■ WHAT THIS TASK INVOLVES
In the records below, begin at the line that has "problem3-statement: Un motociclista" and stop after the line that has "p3-quad-ry: Ry [698,808,711,821]". Arrange those lines as a Markdown table with the columns Row and Line Text, numbering each row and leaving out blank lines.

══════

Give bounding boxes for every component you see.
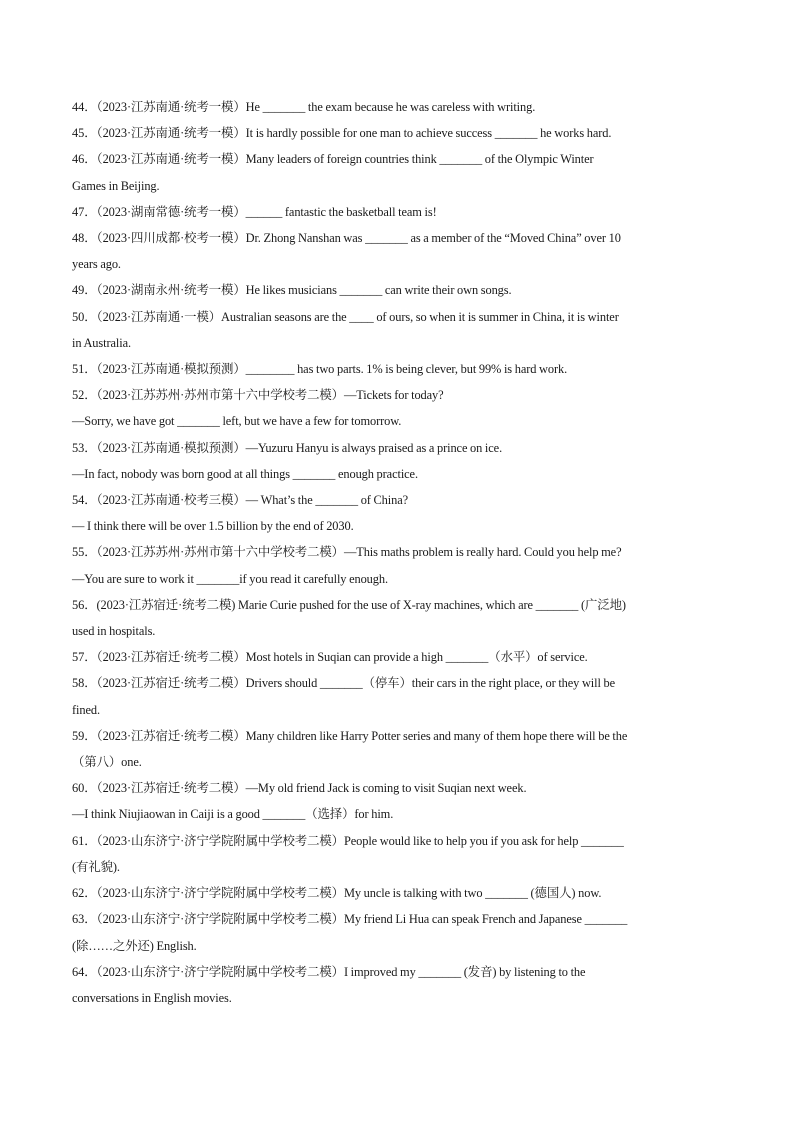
question-line: used in hospitals. xyxy=(72,624,156,639)
question-line: 63．（2023·山东济宁·济宁学院附属中学校考二模）My friend Li Hua can speak French and Japanese _______ xyxy=(72,912,628,927)
question-line: 57．（2023·江苏宿迁·统考二模）Most hotels in Suqian can provide a high _______（水平）of service. xyxy=(72,650,588,665)
question-51 xyxy=(72,356,724,382)
question-54 xyxy=(72,487,724,539)
question-line: —Sorry, we have got _______ left, but we have a few for tomorrow. xyxy=(72,414,402,429)
question-line: 47．（2023·湖南常德·统考一模）______ fantastic the basketball team is! xyxy=(72,204,437,219)
question-line: Games in Beijing. xyxy=(72,178,160,193)
question-line: —You are sure to work it _______if you read it carefully enough. xyxy=(72,571,388,586)
question-line: 46．（2023·江苏南通·统考一模）Many leaders of foreign countries think _______ of the Olympic Winter xyxy=(72,152,594,167)
question-line: —I think Niujiaowan in Caiji is a good _______（选择）for him. xyxy=(72,807,394,822)
question-48 xyxy=(72,225,724,277)
question-line: 44．（2023·江苏南通·统考一模）He _______ the exam because he was careless with writing. xyxy=(72,100,536,114)
question-line: 56．(2023·江苏宿迁·统考二模) Marie Curie pushed for the use of X-ray machines, which are _______ (广泛地) xyxy=(72,597,626,612)
question-52 xyxy=(72,382,724,434)
question-56 xyxy=(72,592,724,644)
question-line: 54．（2023·江苏南通·校考三模）— What’s the _______ of China? xyxy=(72,493,409,508)
question-64 xyxy=(72,959,724,1011)
question-line: 59．（2023·江苏宿迁·统考二模）Many children like Harry Potter series and many of them hope there will be the xyxy=(72,728,628,743)
question-line: 48．（2023·四川成都·校考一模）Dr. Zhong Nanshan was _______ as a member of the “Moved China” over 10 xyxy=(72,231,621,246)
question-57 xyxy=(72,644,724,670)
question-line: fined. xyxy=(72,702,100,717)
question-62 xyxy=(72,880,724,906)
question-53 xyxy=(72,435,724,487)
question-line: 53．（2023·江苏南通·模拟预测）—Yuzuru Hanyu is always praised as a prince on ice. xyxy=(72,440,503,455)
question-line: 60．（2023·江苏宿迁·统考二模）—My old friend Jack is coming to visit Suqian next week. xyxy=(72,781,527,796)
question-47 xyxy=(72,199,724,225)
question-line: 58．（2023·江苏宿迁·统考二模）Drivers should _______（停车）their cars in the right place, or they will be xyxy=(72,676,616,691)
question-line: 49．（2023·湖南永州·统考一模）He likes musicians _______ can write their own songs. xyxy=(72,283,512,298)
question-line: conversations in English movies. xyxy=(72,990,232,1005)
question-line: 45．（2023·江苏南通·统考一模）It is hardly possible for one man to achieve success _______ he works hard. xyxy=(72,126,612,141)
question-line: 61．（2023·山东济宁·济宁学院附属中学校考二模）People would like to help you if you ask for help _______ xyxy=(72,833,624,848)
question-line: （第八）one. xyxy=(72,755,142,770)
question-line: in Australia. xyxy=(72,335,131,350)
question-63 xyxy=(72,906,724,958)
question-46 xyxy=(72,146,724,198)
question-49 xyxy=(72,277,724,303)
question-list xyxy=(72,94,724,1011)
question-55 xyxy=(72,539,724,591)
question-line: — I think there will be over 1.5 billion by the end of 2030. xyxy=(72,519,354,534)
question-50 xyxy=(72,304,724,356)
question-line: years ago. xyxy=(72,257,121,272)
question-line: 55．（2023·江苏苏州·苏州市第十六中学校考二模）—This maths problem is really hard. Could you help me? xyxy=(72,545,622,560)
question-58 xyxy=(72,670,724,722)
question-60 xyxy=(72,775,724,827)
question-line: (除……之外还) English. xyxy=(72,938,197,953)
question-line: (有礼貌). xyxy=(72,859,120,874)
question-line: 51．（2023·江苏南通·模拟预测）________ has two parts. 1% is being clever, but 99% is hard work. xyxy=(72,362,568,377)
question-61 xyxy=(72,828,724,880)
question-line: —In fact, nobody was born good at all things _______ enough practice. xyxy=(72,466,418,481)
question-44 xyxy=(72,94,724,120)
question-line: 52．（2023·江苏苏州·苏州市第十六中学校考二模）—Tickets for today? xyxy=(72,388,444,403)
question-45 xyxy=(72,120,724,146)
question-line: 50．（2023·江苏南通·一模）Australian seasons are the ____ of ours, so when it is summer in China, it is winter xyxy=(72,309,619,324)
question-line: 62．（2023·山东济宁·济宁学院附属中学校考二模）My uncle is talking with two _______ (德国人) now. xyxy=(72,886,602,901)
question-59 xyxy=(72,723,724,775)
question-line: 64．（2023·山东济宁·济宁学院附属中学校考二模）I improved my _______ (发音) by listening to the xyxy=(72,964,586,979)
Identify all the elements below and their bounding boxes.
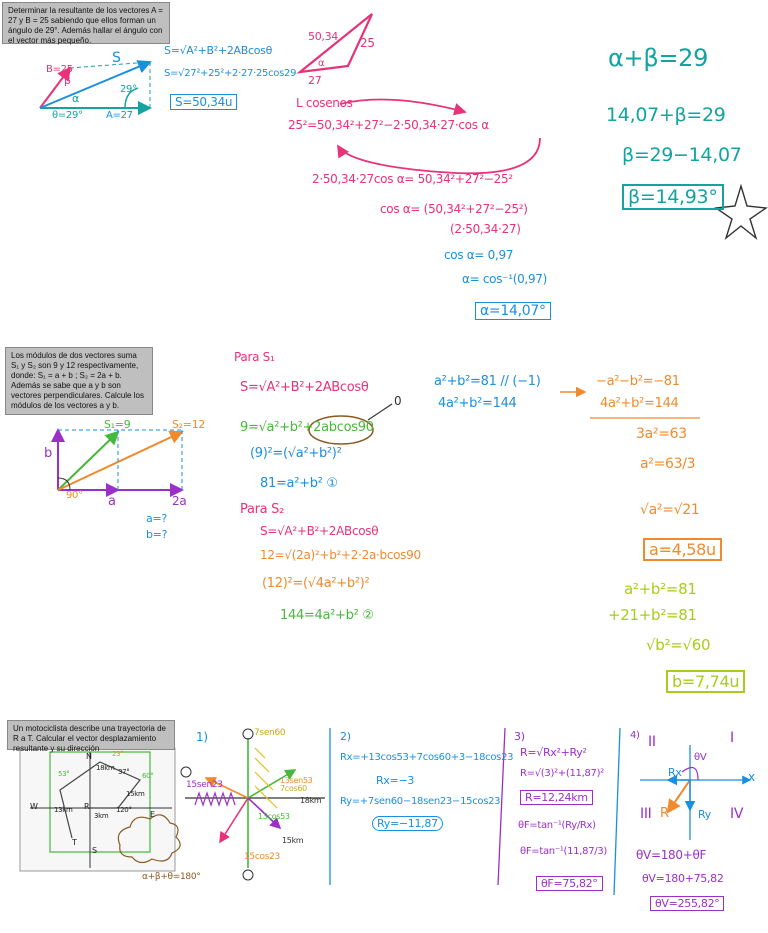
problem3-statement: Un motociclista describe una trayectoria de R a T. Calcular el vector desplazamiento resultante y su dirección [7,720,175,750]
p1-tri-a: 27 [308,74,322,87]
p1-result-s: S=50,34u [170,94,237,110]
p2-label-a: a [108,494,116,509]
p3-map-s: S [92,846,97,855]
problem2-statement: Los módulos de dos vectores suma S₁ y S₂ son 9 y 12 respectivamente, donde: S₁ = a + b ; S₂ = 2a + b. Además se sabe que a y b son vectores perpendiculares. Calcule los módulos de los vectores a y b. [5,347,153,415]
p3-map-a1: 37° [118,768,130,776]
p2-a-eq: a=? [146,512,167,525]
p3-vec-4: 13sen53 [280,776,313,785]
p2-b-eq: b=? [146,528,168,541]
p2-f5: S=√A²+B²+2ABcosθ [260,524,379,538]
p3-map-a4: 23° [112,750,124,758]
p1-alpha-result: α=14,07° [475,302,551,320]
p1-eq3-num: cos α= (50,34²+27²−25²) [380,202,528,216]
p2-label-b: b [44,446,52,461]
p1-beta-result: β=14,93° [622,184,724,210]
p3-quad-ry: Ry [698,808,711,821]
p2-sys1: a²+b²=81 // (−1) [434,374,541,389]
p2-label-s1: S₁=9 [104,418,131,431]
p3-map-a3: 120° [116,806,132,814]
p2-s3: √b²=√60 [646,636,711,654]
p1-eq3-den: (2·50,34·27) [450,222,521,236]
p3-map-r: R [84,802,90,811]
p3-vec-0: 15sen23 [186,780,223,790]
p2-f2-note: 0 [394,394,402,408]
p3-vec-1: 15cos23 [244,852,280,862]
p2-label-2a: 2a [172,494,187,508]
p3-map-a5: 53° [58,770,70,778]
p1-sum: α+β=29 [608,44,709,72]
p1-law-label: L cosenos [296,96,353,110]
p3-map-d1: 18km [96,764,115,772]
p2-para1: Para S₁ [234,350,275,364]
p3-vec-7: 15km [282,836,304,845]
p3-t2: θF=tan⁻¹(11,87/3) [520,846,607,857]
p2-neg2: 4a²+b²=144 [600,396,679,411]
p2-s2: +21+b²=81 [608,606,697,624]
p2-s1: a²+b²=81 [624,580,697,598]
p3-quad-theta: θV [694,752,707,763]
p1-formula1: S=√A²+B²+2ABcosθ [164,44,273,57]
p3-map-d3: 3km [94,812,109,820]
p3-map-a2: 60° [142,772,154,780]
p2-b-result: b=7,74u [666,670,745,693]
p2-f6: 12=√(2a)²+b²+2·2a·bcos90 [260,548,421,562]
p3-t1: θF=tan⁻¹(Ry/Rx) [518,820,596,831]
p3-t-res: θF=75,82° [536,876,603,891]
p3-vec-3: 7cos60 [280,784,307,793]
p1-sum3: β=29−14,07 [622,144,742,166]
p3-vec-6: 18km [300,796,322,805]
p3-quad-rx: Rx [668,766,682,779]
p1-eq5: α= cos⁻¹(0,97) [462,272,547,286]
p2-sys2: 4a²+b²=144 [438,396,517,411]
p1-eq1: 25²=50,34²+27²−2·50,34·27·cos α [288,118,489,132]
p3-map-w: W [30,802,38,811]
p3-quad-i: I [730,730,734,746]
p3-rx: Rx=+13cos53+7cos60+3−18cos23 [340,752,514,763]
p3-cloud-eq: α+β+θ=180° [142,872,201,882]
p2-r3: √a²=√21 [640,502,700,518]
p2-f3: (9)²=(√a²+b²)² [250,446,342,461]
p3-map-n: N [86,752,92,761]
p3-vec-5: 13cos53 [258,812,290,821]
p2-f8: 144=4a²+b² ② [280,608,374,623]
p1-label-a: A=27 [106,110,133,121]
p3-quad-r: R [660,806,669,821]
p2-f2: 9=√a²+b²+2abcos90 [240,420,374,435]
p3-map-e: E [150,810,155,819]
p3-quad-iv: IV [730,806,744,822]
p3-v2: θV=180+75,82 [642,872,724,885]
p2-label-angle: 90° [66,490,83,501]
p3-quad-x: x [748,770,755,784]
p1-label-alpha: α [72,92,79,105]
p3-vec-2: 7sen60 [254,728,286,738]
p3-ry: Ry=+7sen60−18sen23−15cos23 [340,796,501,807]
p1-label-b: B=25 [46,64,73,75]
p2-r2: a²=63/3 [640,456,696,472]
p1-tri-alpha: α [318,58,325,69]
p3-step3: 3) [514,730,525,743]
p3-quad-ii: II [648,734,656,750]
p2-neg1: −a²−b²=−81 [596,374,680,389]
p1-eq4: cos α= 0,97 [444,248,514,262]
p3-step1: 1) [196,730,208,744]
p3-step4: 4) [630,730,640,741]
p3-map-d2: 15km [126,790,145,798]
p1-sum2: 14,07+β=29 [606,104,726,126]
p2-label-s2: S₂=12 [172,418,206,431]
p3-v-res: θV=255,82° [650,896,724,911]
problem1-statement: Determinar la resultante de los vectores A = 27 y B = 25 sabiendo que ellos forman un ángulo de 29°. Además hallar el ángulo con el vector más pequeño. [2,2,170,44]
p2-para2: Para S₂ [240,502,285,517]
p3-ry-res: Ry=−11,87 [372,816,443,831]
p1-label-beta: β [64,74,71,87]
p1-tri-s: 50,34 [308,30,338,43]
p3-v1: θV=180+θF [636,848,707,862]
p2-a-result: a=4,58u [643,538,722,561]
p3-quad-iii: III [640,806,652,822]
p2-r1: 3a²=63 [636,426,687,442]
p1-formula2: S=√27²+25²+2·27·25cos29 [164,68,297,79]
p2-f7: (12)²=(√4a²+b²)² [262,576,370,591]
p2-f1: S=√A²+B²+2ABcosθ [240,380,369,395]
p1-label-theta: θ=29° [52,110,83,121]
p2-f4: 81=a²+b² ① [260,476,338,491]
p3-rx-res: Rx=−3 [376,774,415,787]
p1-label-angle: 29° [120,84,137,95]
p1-label-s: S [112,50,121,66]
p3-r1: R=√Rx²+Ry² [520,746,587,759]
p3-map-d4: 13km [54,806,73,814]
p3-map-t: T [72,838,77,847]
p1-eq2: 2·50,34·27cos α= 50,34²+27²−25² [312,172,513,186]
p3-step2: 2) [340,730,351,743]
p3-r2: R=√(3)²+(11,87)² [520,768,604,779]
p3-r-res: R=12,24km [520,790,593,805]
p1-tri-b: 25 [360,36,375,50]
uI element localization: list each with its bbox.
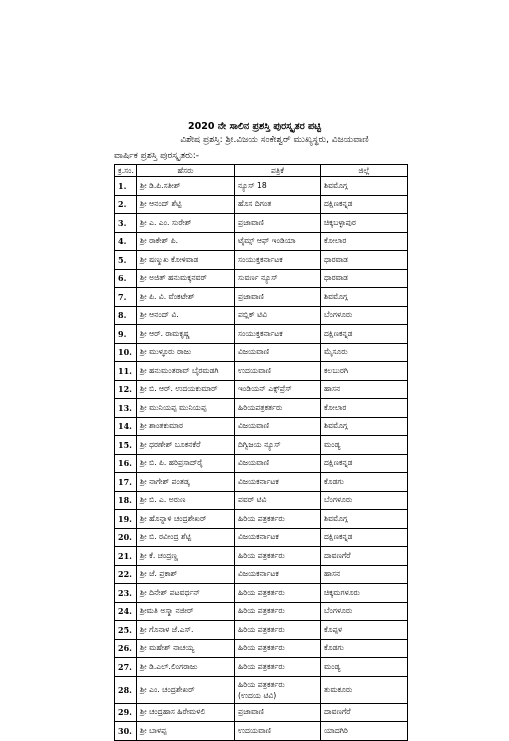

══════

■ RESPONSE
| Row | Line Text |
|---|---|
| 1 | problem3-statement: Un motociclista describe una trayectoria de R a T. Calcular el vector desplazamiento resultante y su dirección [7,720,175,750] |
| 2 | p1-tri-a: 27 [308,74,322,87] |
| 3 | p1-result-s: S=50,34u [170,94,237,110] |
| 4 | p2-label-a: a [108,494,116,509] |
| 5 | p3-map-s: S [92,846,97,855] |
| 6 | problem2-statement: Los módulos de dos vectores suma S₁ y S₂ son 9 y 12 respectivamente, donde: S₁ = a + b ; S₂ = 2a + b. Además se sabe que a y b son vectores perpendiculares. Calcule los módulos de los vectores a y b. [5,347,153,415] |
| 7 | p3-map-a1: 37° [118,768,130,776] |
| 8 | p2-a-eq: a=? [146,512,167,525] |
| 9 | p3-vec-4: 13sen53 [280,776,313,785] |
| 10 | p2-b-eq: b=? [146,528,168,541] |
| 11 | p2-f5: S=√A²+B²+2ABcosθ [260,524,379,538] |
| 12 | p3-map-a4: 23° [112,750,124,758] |
| 13 | p1-alpha-result: α=14,07° [475,302,551,320] |
| 14 | p1-eq3-num: cos α= (50,34²+27²−25²) [380,202,528,216] |
| 15 | p2-label-b: b [44,446,52,461] |
| 16 | p1-beta-result: β=14,93° [622,184,724,210] |
| 17 | p3-quad-ry: Ry [698,808,711,821] |